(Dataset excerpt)
++++++

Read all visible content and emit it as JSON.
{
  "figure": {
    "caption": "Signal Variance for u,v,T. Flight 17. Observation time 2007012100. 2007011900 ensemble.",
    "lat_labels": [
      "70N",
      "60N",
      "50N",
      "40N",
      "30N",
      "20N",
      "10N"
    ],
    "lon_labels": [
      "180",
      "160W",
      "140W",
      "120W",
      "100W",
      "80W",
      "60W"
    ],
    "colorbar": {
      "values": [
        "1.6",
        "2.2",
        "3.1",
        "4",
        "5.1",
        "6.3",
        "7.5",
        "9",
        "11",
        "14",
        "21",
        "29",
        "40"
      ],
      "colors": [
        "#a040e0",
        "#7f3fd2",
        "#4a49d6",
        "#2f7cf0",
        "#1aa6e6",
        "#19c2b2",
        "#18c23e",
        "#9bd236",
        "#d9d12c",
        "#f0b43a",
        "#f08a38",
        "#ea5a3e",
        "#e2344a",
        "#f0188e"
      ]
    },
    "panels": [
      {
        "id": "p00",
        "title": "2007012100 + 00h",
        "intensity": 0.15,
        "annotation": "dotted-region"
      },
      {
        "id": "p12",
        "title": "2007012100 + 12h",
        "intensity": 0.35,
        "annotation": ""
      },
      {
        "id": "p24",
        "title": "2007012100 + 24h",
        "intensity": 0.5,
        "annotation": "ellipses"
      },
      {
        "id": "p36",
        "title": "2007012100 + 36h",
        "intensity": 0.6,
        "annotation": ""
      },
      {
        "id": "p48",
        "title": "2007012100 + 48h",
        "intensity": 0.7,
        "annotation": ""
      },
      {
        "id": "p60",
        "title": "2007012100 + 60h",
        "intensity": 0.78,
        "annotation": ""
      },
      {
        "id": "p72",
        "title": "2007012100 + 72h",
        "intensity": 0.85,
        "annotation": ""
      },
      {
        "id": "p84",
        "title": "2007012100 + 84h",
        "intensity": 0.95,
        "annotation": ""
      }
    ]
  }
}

++++++

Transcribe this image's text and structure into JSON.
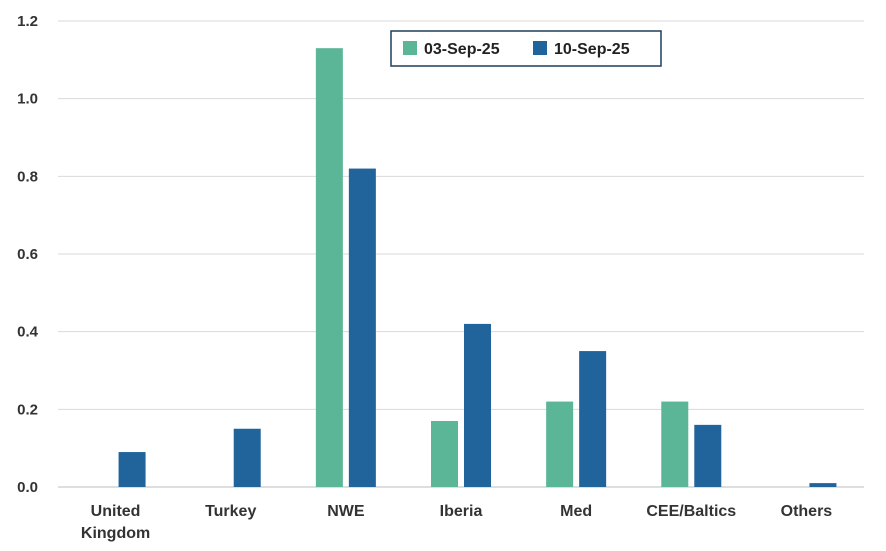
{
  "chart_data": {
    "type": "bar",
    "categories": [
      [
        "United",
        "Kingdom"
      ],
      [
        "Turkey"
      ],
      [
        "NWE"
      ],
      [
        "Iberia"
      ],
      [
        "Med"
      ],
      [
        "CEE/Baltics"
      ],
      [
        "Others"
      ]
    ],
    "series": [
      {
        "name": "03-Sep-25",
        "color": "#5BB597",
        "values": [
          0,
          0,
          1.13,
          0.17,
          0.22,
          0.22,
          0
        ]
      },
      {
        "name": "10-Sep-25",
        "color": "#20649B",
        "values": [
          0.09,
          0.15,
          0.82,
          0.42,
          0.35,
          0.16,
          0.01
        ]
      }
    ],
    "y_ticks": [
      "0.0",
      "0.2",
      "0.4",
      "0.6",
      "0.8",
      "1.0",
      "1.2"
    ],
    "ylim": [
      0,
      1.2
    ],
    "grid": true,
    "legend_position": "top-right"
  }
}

++++++

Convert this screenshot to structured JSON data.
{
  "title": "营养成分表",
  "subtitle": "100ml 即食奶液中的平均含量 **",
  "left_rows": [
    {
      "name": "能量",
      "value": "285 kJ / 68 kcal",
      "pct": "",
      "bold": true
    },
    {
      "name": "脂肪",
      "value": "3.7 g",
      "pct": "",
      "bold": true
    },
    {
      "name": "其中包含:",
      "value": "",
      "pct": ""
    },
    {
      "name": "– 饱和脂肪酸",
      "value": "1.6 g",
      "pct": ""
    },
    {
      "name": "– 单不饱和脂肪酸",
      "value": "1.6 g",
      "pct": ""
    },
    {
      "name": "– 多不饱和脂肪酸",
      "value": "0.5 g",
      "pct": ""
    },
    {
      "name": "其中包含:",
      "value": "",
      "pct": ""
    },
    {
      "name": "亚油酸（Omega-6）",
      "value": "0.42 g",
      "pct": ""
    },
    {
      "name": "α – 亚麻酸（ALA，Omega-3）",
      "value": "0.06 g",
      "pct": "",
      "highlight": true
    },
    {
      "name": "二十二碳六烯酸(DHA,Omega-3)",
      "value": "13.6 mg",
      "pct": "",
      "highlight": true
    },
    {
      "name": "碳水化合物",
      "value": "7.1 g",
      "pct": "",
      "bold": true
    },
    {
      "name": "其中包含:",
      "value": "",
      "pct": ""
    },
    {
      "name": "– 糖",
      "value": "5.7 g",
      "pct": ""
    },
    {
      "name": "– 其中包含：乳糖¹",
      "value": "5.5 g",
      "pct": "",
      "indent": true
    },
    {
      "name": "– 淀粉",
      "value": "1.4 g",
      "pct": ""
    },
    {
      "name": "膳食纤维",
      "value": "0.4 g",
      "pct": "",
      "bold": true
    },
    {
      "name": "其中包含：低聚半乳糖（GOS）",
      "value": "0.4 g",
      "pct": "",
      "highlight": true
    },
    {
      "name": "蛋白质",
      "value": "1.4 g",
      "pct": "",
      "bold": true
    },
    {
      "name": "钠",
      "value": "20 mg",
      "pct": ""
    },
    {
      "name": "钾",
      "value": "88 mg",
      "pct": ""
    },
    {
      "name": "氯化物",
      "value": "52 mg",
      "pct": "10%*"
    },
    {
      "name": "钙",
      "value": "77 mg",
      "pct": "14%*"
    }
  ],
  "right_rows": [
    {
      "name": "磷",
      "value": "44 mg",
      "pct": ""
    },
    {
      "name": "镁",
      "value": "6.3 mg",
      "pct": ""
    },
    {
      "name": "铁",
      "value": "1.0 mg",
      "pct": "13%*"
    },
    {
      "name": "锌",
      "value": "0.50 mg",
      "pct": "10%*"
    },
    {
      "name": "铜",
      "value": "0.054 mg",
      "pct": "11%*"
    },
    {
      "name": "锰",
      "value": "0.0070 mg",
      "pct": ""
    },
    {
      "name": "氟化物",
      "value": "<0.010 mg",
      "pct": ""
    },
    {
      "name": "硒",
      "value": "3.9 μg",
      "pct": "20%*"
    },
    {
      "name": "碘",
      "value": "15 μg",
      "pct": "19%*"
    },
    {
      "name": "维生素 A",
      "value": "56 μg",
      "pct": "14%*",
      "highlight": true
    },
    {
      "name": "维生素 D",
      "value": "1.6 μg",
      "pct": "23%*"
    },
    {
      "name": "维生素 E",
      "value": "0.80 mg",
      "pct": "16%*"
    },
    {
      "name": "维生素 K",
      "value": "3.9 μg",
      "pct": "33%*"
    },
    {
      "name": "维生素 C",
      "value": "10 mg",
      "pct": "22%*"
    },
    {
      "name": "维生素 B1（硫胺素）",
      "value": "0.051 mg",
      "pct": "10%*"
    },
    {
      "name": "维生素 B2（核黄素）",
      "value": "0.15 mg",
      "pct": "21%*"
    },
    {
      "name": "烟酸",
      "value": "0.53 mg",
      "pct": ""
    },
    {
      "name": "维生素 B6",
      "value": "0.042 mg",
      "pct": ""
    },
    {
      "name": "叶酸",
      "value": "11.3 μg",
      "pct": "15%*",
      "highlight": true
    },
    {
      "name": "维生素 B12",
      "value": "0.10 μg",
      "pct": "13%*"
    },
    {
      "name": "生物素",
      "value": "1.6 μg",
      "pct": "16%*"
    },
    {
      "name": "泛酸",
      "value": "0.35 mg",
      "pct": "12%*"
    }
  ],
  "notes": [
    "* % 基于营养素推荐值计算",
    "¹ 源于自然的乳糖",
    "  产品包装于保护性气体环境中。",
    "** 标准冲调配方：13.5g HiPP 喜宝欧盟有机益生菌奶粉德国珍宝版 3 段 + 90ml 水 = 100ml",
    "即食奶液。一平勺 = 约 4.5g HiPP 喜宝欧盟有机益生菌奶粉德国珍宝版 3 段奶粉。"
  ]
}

++++++

[OBJECTIVE]
Copy out all lines where the word "JSON" appears.

[RIGHT ANSWER]
Read all visible content and emit it as JSON.
Transcribe this image's text and structure into JSON.
Convert this screenshot to structured JSON data.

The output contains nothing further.